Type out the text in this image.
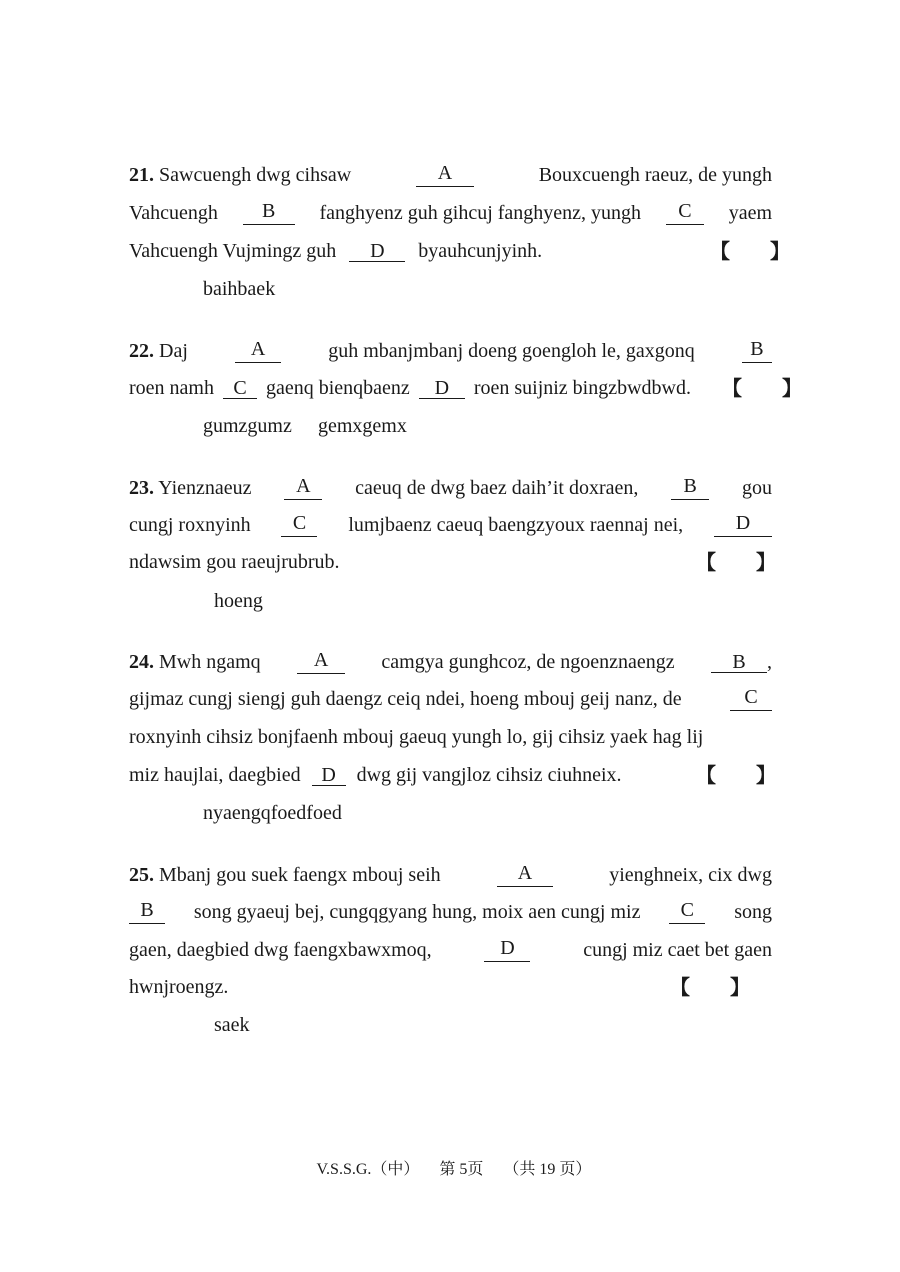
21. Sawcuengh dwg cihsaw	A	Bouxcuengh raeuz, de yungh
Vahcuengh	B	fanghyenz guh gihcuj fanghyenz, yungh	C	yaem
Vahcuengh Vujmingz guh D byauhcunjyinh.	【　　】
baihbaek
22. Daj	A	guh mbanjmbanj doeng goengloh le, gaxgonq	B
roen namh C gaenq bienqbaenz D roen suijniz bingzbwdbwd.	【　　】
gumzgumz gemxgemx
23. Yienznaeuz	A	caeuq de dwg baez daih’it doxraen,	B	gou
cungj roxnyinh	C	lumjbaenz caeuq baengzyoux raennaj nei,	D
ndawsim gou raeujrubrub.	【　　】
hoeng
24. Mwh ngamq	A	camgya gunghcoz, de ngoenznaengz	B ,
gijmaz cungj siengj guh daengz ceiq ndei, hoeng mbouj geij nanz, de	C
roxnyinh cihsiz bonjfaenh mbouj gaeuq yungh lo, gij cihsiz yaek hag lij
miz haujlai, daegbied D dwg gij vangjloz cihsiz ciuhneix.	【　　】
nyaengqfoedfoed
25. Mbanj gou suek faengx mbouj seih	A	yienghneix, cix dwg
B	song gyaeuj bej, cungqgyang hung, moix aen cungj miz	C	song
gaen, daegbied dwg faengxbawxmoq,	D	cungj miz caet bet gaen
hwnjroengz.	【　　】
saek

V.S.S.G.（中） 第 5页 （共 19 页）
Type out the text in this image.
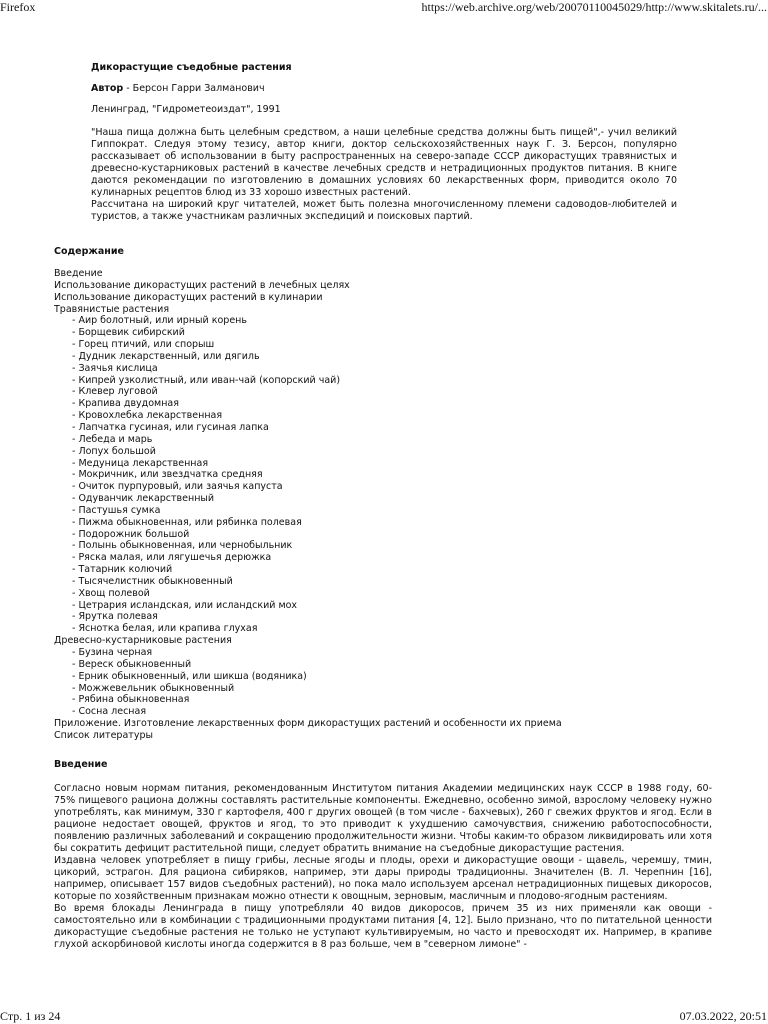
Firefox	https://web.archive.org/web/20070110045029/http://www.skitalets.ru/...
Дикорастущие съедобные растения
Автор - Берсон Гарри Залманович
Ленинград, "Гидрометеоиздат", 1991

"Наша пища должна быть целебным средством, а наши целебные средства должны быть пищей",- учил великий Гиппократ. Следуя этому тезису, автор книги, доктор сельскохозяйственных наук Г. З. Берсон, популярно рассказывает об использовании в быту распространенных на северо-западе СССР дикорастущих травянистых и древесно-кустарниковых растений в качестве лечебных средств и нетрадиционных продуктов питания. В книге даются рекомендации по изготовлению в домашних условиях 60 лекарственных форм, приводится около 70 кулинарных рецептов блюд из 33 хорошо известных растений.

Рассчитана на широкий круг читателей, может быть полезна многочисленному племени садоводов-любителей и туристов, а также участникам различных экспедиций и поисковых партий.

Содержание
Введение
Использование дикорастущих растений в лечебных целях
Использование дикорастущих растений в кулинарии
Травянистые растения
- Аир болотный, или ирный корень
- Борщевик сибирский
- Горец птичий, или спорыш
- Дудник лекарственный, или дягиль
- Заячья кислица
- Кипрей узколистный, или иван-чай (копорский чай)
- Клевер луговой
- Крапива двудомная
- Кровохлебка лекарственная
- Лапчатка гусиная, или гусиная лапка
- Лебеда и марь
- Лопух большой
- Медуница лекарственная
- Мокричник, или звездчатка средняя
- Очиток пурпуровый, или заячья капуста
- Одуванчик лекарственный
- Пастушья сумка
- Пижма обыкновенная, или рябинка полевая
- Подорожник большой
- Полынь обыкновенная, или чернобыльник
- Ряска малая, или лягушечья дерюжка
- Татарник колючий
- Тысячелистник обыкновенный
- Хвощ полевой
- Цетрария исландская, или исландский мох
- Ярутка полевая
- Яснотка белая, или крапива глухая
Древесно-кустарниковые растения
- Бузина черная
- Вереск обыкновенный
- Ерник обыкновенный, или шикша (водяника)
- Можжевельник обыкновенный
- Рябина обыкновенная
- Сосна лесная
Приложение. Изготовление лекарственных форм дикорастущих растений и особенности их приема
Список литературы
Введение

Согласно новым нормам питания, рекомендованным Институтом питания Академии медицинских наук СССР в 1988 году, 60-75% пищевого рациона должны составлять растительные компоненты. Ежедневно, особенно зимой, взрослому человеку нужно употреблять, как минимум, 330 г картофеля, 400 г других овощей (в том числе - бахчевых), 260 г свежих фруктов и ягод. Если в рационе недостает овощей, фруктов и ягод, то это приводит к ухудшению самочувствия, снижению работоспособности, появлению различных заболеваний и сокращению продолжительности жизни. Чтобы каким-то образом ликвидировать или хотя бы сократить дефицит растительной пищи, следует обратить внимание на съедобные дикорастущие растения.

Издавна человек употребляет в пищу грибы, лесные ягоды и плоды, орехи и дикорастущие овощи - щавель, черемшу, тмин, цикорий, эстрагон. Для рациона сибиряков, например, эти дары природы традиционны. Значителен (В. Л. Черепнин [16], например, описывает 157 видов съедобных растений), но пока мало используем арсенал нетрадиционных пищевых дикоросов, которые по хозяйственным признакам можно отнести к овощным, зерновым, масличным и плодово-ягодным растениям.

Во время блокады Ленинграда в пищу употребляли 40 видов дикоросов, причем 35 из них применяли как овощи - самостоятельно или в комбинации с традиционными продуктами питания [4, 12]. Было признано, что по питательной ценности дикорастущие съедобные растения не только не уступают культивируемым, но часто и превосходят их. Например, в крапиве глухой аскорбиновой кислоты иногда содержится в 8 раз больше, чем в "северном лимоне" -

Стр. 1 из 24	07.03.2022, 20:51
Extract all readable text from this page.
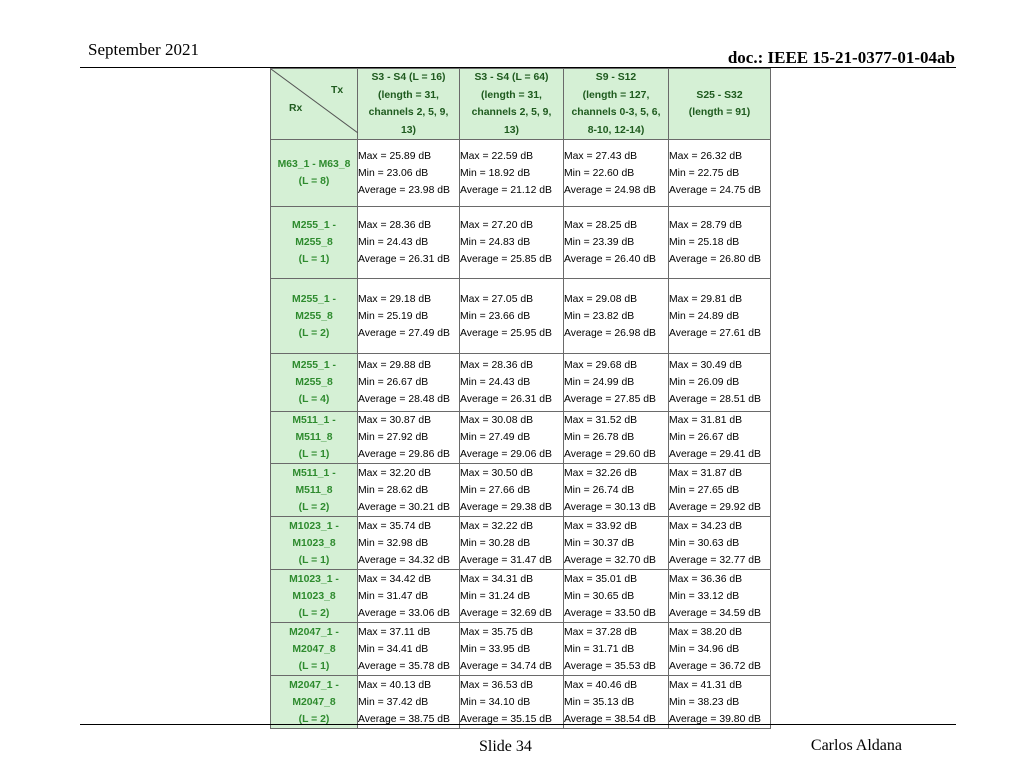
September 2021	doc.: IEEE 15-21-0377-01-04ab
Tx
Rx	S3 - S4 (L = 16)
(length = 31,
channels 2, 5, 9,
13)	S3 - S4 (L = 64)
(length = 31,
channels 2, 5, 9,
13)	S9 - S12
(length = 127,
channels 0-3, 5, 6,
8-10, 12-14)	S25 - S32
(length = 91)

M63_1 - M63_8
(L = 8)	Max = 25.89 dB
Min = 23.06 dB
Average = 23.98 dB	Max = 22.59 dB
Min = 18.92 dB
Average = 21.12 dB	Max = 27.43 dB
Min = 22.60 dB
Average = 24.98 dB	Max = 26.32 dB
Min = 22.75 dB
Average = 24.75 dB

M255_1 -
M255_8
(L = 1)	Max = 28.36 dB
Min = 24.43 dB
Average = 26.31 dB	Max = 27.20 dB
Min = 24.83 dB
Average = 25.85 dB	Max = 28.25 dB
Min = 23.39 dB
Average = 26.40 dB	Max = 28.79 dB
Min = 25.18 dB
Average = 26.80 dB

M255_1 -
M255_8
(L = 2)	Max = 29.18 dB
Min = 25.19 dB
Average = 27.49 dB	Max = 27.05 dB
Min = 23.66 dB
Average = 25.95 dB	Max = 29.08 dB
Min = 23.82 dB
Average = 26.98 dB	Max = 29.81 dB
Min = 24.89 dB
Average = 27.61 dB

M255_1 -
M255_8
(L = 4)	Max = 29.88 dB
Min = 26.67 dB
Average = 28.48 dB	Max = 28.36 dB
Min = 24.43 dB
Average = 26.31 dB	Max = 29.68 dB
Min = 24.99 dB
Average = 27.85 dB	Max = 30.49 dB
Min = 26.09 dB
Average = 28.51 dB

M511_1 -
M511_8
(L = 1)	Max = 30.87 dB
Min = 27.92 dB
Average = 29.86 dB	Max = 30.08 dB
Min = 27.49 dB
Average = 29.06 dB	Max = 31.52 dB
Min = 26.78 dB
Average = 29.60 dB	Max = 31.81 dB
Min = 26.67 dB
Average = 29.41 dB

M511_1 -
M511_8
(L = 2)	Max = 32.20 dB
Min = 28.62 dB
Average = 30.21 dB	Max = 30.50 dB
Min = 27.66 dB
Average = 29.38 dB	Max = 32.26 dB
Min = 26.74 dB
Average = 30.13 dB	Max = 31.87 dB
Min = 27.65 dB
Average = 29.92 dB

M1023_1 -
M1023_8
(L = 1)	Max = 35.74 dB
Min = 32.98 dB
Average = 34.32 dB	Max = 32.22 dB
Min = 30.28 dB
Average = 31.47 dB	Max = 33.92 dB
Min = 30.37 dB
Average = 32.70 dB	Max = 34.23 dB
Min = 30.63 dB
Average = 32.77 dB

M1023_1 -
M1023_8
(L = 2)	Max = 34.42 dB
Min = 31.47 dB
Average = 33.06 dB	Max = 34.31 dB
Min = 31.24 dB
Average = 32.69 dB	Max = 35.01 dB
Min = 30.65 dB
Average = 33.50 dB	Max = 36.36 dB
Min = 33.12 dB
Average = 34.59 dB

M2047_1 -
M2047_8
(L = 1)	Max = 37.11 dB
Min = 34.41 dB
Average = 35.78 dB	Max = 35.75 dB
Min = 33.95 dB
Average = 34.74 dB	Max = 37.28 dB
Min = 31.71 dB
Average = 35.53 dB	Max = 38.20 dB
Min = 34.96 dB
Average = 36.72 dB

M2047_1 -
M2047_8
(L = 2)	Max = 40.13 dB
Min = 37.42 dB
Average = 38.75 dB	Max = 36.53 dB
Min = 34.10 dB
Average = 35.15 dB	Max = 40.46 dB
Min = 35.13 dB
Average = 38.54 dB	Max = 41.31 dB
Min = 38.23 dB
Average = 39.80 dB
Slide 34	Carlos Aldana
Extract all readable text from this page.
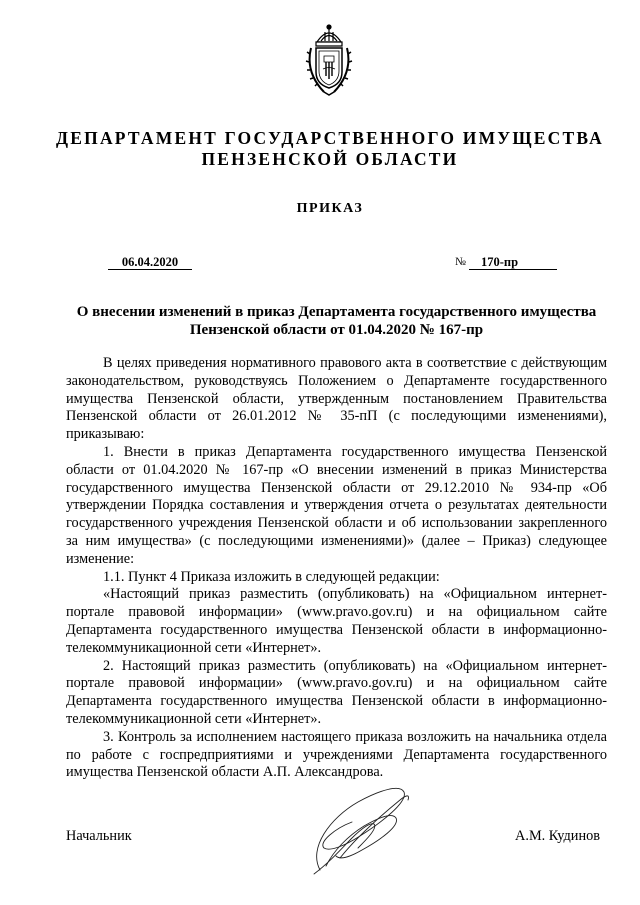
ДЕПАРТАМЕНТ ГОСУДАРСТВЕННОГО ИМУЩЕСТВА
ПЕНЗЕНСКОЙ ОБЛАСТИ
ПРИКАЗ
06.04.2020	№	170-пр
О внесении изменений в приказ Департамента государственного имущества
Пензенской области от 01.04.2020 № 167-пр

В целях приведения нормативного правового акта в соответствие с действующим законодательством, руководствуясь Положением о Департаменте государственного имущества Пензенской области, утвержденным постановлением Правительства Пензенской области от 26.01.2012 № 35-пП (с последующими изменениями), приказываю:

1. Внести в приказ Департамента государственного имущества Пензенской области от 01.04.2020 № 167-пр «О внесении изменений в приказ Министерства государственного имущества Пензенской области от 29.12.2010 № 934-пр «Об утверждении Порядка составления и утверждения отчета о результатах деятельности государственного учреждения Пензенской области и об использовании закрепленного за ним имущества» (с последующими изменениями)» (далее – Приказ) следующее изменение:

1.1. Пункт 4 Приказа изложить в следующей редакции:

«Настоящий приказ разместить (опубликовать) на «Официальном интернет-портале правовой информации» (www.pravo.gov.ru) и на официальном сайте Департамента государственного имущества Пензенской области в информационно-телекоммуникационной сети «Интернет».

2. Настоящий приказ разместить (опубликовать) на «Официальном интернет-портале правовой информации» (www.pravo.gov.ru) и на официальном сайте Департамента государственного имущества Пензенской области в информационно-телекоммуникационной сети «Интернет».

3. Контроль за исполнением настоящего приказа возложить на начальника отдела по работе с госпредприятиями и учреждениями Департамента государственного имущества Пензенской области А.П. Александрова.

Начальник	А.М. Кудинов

▶ **Goal of the exercise**: In the lines above, locate the string "cihsiz". Copy every line where it occurs.

▶ **Exercise result**:
roxnyinh cihsiz bonjfaenh mbouj gaeuq yungh lo, gij cihsiz yaek hag lij
miz haujlai, daegbied D dwg gij vangjloz cihsiz ciuhneix.	【　　】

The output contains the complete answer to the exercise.